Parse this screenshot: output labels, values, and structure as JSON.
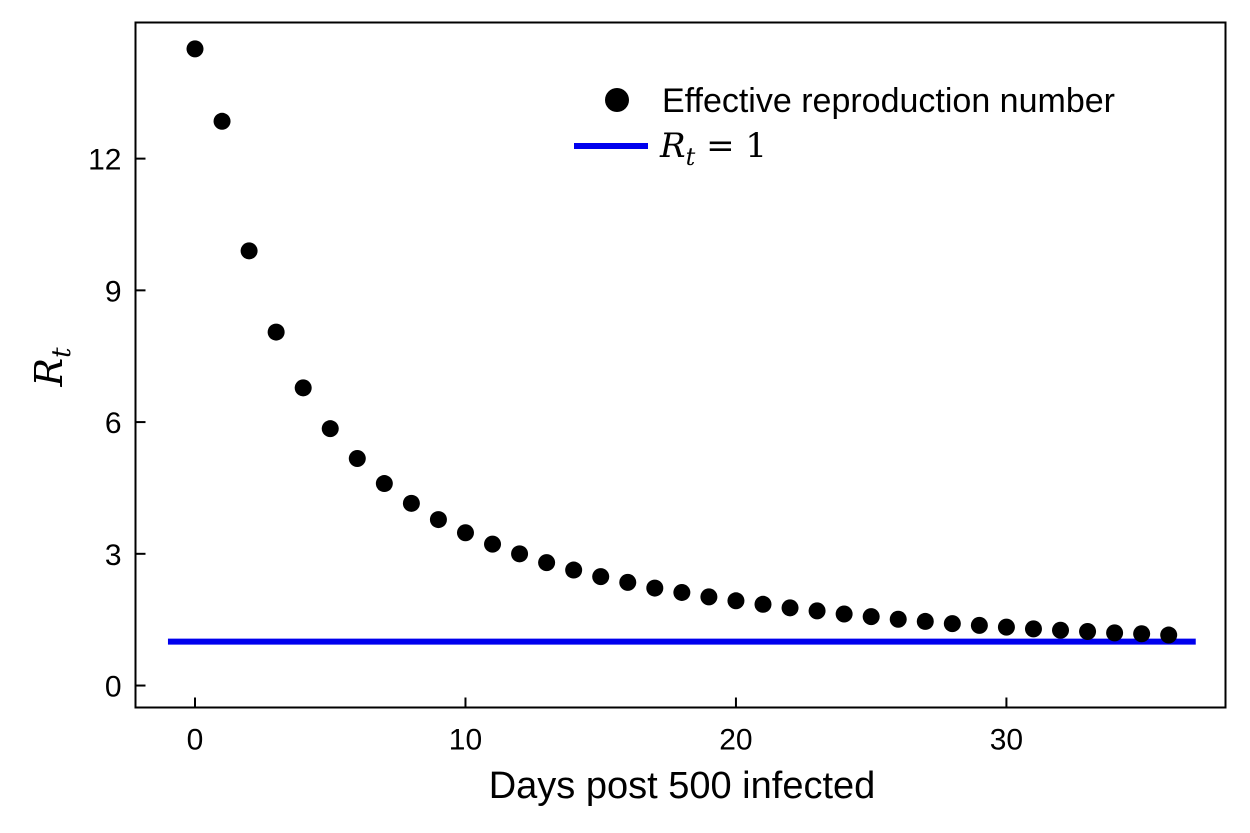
{
  "chart_data": {
    "type": "scatter",
    "xlabel": "Days post 500 infected",
    "ylabel": {
      "symbol": "R",
      "subscript": "t"
    },
    "xlim": [
      -2.2,
      38.1
    ],
    "ylim": [
      -0.5,
      15.1
    ],
    "xticks": [
      0,
      10,
      20,
      30
    ],
    "yticks": [
      0,
      3,
      6,
      9,
      12
    ],
    "grid": false,
    "legend_position": "top-right",
    "series": [
      {
        "name": "Effective reproduction number",
        "kind": "points",
        "color": "#000000",
        "x": [
          0,
          1,
          2,
          3,
          4,
          5,
          6,
          7,
          8,
          9,
          10,
          11,
          12,
          13,
          14,
          15,
          16,
          17,
          18,
          19,
          20,
          21,
          22,
          23,
          24,
          25,
          26,
          27,
          28,
          29,
          30,
          31,
          32,
          33,
          34,
          35,
          36
        ],
        "y": [
          14.5,
          12.85,
          9.9,
          8.05,
          6.78,
          5.85,
          5.17,
          4.6,
          4.15,
          3.78,
          3.48,
          3.22,
          3.0,
          2.8,
          2.63,
          2.48,
          2.35,
          2.22,
          2.12,
          2.02,
          1.93,
          1.85,
          1.77,
          1.7,
          1.63,
          1.57,
          1.51,
          1.46,
          1.41,
          1.37,
          1.33,
          1.29,
          1.26,
          1.23,
          1.2,
          1.18,
          1.15
        ]
      },
      {
        "name": "R_t = 1",
        "legend_label": {
          "symbol": "R",
          "subscript": "t",
          "rest": " = 1"
        },
        "kind": "hline",
        "color": "#0000ee",
        "y": 1,
        "x_range": [
          -1,
          37
        ]
      }
    ]
  }
}
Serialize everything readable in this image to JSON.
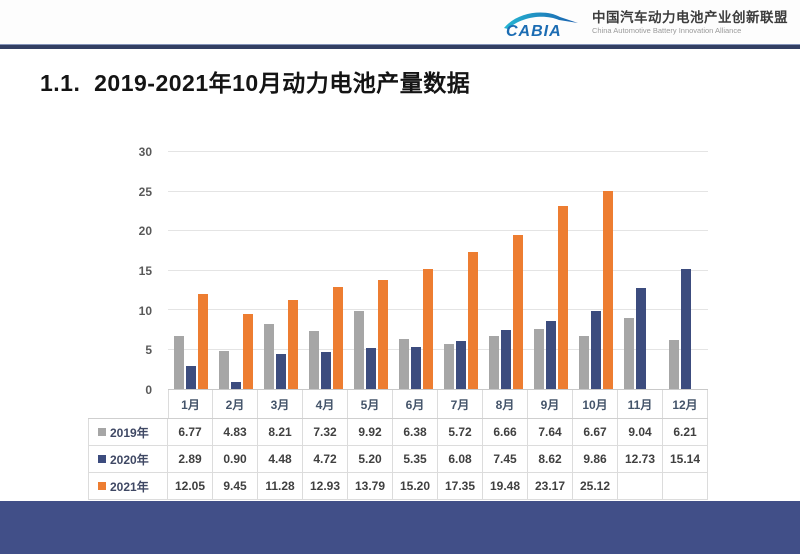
::::
:: SET TASK ::
Search the preceding listing for "this" and extract every line where it is found.

:: THE ANSWER ::
Parse this screenshot: output labels, values, and structure as JSON.
Serialize everything readable in this image to JSON.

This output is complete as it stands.